## Start EXTRACTED ENTRIES

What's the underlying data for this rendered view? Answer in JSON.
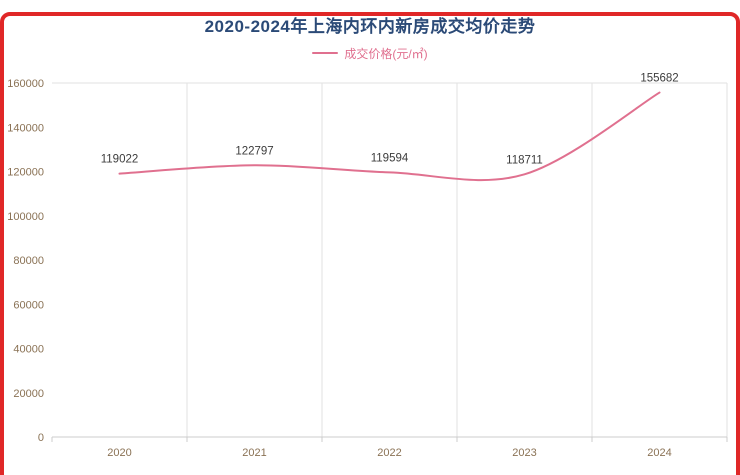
{
  "chart_data": {
    "type": "line",
    "title": "2020-2024年上海内环内新房成交均价走势",
    "categories": [
      "2020",
      "2021",
      "2022",
      "2023",
      "2024"
    ],
    "series": [
      {
        "name": "成交价格(元/㎡)",
        "values": [
          119022,
          122797,
          119594,
          118711,
          155682
        ]
      }
    ],
    "xlabel": "",
    "ylabel": "",
    "ylim": [
      0,
      160000
    ],
    "ytick_step": 20000,
    "grid": "vertical-splitlines",
    "legend_position": "top-center",
    "smooth": true,
    "colors": {
      "line": "#e0708f",
      "value_label": "#3c3c3c",
      "axis_text": "#8a7255",
      "grid_line": "#e2e2e2",
      "axis_line": "#cccccc",
      "title": "#2b4a77",
      "frame_border": "#e02727"
    }
  }
}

## End EXTRACTED ENTRIES

▶ EXERCISE TASK:
Print each line of the material above exactly, with the pictures removed from your copy.

▶ FULL ANSWER:
What's the underlying data for this rendered view? Answer in JSON.
{
  "chart_data": {
    "type": "line",
    "title": "2020-2024年上海内环内新房成交均价走势",
    "categories": [
      "2020",
      "2021",
      "2022",
      "2023",
      "2024"
    ],
    "series": [
      {
        "name": "成交价格(元/㎡)",
        "values": [
          119022,
          122797,
          119594,
          118711,
          155682
        ]
      }
    ],
    "xlabel": "",
    "ylabel": "",
    "ylim": [
      0,
      160000
    ],
    "ytick_step": 20000,
    "grid": "vertical-splitlines",
    "legend_position": "top-center",
    "smooth": true,
    "colors": {
      "line": "#e0708f",
      "value_label": "#3c3c3c",
      "axis_text": "#8a7255",
      "grid_line": "#e2e2e2",
      "axis_line": "#cccccc",
      "title": "#2b4a77",
      "frame_border": "#e02727"
    }
  }
}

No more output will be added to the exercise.